Stored data entries

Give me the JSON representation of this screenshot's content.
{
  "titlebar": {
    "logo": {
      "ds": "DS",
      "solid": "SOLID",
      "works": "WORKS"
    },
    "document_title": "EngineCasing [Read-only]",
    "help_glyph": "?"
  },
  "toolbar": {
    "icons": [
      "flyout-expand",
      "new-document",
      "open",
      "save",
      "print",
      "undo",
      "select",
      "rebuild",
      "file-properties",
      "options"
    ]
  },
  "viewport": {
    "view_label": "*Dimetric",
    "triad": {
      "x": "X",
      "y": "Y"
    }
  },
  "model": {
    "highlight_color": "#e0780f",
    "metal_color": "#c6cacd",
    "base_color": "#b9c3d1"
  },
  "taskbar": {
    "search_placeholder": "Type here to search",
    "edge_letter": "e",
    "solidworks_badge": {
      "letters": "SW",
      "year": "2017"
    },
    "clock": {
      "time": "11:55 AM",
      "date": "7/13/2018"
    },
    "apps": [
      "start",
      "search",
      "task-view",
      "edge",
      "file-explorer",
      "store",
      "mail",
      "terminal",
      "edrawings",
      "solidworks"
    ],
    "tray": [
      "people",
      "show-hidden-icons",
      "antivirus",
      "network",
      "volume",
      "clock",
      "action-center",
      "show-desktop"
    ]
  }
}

[ASSIGNMENT] Please transcribe every entry above exactly as it appears.

[SOLUTION]
Give me the JSON representation of this screenshot's content.
{
  "titlebar": {
    "logo": {
      "ds": "DS",
      "solid": "SOLID",
      "works": "WORKS"
    },
    "document_title": "EngineCasing [Read-only]",
    "help_glyph": "?"
  },
  "toolbar": {
    "icons": [
      "flyout-expand",
      "new-document",
      "open",
      "save",
      "print",
      "undo",
      "select",
      "rebuild",
      "file-properties",
      "options"
    ]
  },
  "viewport": {
    "view_label": "*Dimetric",
    "triad": {
      "x": "X",
      "y": "Y"
    }
  },
  "model": {
    "highlight_color": "#e0780f",
    "metal_color": "#c6cacd",
    "base_color": "#b9c3d1"
  },
  "taskbar": {
    "search_placeholder": "Type here to search",
    "edge_letter": "e",
    "solidworks_badge": {
      "letters": "SW",
      "year": "2017"
    },
    "clock": {
      "time": "11:55 AM",
      "date": "7/13/2018"
    },
    "apps": [
      "start",
      "search",
      "task-view",
      "edge",
      "file-explorer",
      "store",
      "mail",
      "terminal",
      "edrawings",
      "solidworks"
    ],
    "tray": [
      "people",
      "show-hidden-icons",
      "antivirus",
      "network",
      "volume",
      "clock",
      "action-center",
      "show-desktop"
    ]
  }
}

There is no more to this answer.